> **WHAT IS EXPECTED**: Copy out all lines carrying the word "various".
### THE RECORDS
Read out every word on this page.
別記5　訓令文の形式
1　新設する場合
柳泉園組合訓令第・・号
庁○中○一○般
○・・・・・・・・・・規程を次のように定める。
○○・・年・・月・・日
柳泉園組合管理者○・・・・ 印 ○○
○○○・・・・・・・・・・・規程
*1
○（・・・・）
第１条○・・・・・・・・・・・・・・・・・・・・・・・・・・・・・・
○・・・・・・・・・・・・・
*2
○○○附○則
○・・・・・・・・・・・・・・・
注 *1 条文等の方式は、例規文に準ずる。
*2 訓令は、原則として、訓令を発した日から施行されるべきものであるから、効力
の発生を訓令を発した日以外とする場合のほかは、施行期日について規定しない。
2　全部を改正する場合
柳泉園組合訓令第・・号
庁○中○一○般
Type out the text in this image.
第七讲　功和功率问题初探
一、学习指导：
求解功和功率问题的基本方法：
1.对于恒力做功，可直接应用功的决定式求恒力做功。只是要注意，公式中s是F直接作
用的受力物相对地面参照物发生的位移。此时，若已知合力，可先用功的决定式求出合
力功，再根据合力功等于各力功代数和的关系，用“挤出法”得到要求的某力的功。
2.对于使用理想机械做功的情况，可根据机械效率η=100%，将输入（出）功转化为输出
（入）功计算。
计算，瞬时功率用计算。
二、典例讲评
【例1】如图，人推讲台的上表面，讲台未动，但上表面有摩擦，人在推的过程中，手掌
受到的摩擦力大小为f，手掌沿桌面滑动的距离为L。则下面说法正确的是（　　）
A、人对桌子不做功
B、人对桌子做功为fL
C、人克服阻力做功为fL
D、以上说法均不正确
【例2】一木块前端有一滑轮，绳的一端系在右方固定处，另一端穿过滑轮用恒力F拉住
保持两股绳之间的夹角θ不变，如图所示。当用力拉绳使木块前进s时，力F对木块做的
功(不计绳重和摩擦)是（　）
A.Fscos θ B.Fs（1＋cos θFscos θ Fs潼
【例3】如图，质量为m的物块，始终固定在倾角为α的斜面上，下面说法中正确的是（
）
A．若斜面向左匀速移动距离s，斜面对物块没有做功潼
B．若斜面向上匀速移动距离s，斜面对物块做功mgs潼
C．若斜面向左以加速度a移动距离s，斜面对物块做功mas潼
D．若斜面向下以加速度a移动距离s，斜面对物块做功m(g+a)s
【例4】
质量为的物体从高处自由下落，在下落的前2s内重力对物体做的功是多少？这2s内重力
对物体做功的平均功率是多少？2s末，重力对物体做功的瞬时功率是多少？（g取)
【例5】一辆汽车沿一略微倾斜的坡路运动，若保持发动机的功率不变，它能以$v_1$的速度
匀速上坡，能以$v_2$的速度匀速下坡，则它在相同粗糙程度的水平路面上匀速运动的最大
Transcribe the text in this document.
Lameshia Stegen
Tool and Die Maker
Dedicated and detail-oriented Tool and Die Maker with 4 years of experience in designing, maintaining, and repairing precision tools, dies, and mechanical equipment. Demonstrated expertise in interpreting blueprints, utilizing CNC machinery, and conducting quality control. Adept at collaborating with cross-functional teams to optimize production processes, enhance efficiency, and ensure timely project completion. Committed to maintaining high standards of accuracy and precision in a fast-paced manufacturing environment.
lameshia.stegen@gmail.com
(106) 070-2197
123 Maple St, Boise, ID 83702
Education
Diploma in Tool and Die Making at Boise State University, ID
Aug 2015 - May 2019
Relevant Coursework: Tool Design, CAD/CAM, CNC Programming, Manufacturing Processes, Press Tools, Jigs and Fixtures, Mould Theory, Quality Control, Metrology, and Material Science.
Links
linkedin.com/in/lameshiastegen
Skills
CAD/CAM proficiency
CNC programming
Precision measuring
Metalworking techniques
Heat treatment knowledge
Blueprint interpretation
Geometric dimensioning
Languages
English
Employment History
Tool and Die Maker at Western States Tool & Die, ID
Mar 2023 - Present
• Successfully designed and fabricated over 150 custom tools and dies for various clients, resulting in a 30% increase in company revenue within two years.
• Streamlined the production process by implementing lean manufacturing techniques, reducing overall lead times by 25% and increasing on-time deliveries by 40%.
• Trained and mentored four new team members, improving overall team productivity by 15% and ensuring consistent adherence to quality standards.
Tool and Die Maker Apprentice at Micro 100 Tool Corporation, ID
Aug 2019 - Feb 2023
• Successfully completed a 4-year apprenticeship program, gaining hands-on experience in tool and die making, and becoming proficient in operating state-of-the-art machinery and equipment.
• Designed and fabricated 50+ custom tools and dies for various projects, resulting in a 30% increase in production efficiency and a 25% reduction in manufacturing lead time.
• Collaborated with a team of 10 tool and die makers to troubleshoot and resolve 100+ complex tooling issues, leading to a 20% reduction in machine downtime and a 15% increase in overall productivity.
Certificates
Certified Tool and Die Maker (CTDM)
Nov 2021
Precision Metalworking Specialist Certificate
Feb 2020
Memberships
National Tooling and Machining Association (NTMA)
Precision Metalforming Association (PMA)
######
> **EXERCISE OUTPUT**:
• Successfully designed and fabricated over 150 custom tools and dies for various clients, resulting in a 30% increase in company revenue within two years.
• Designed and fabricated 50+ custom tools and dies for various projects, resulting in a 30% increase in production efficiency and a 25% reduction in manufacturing lead time.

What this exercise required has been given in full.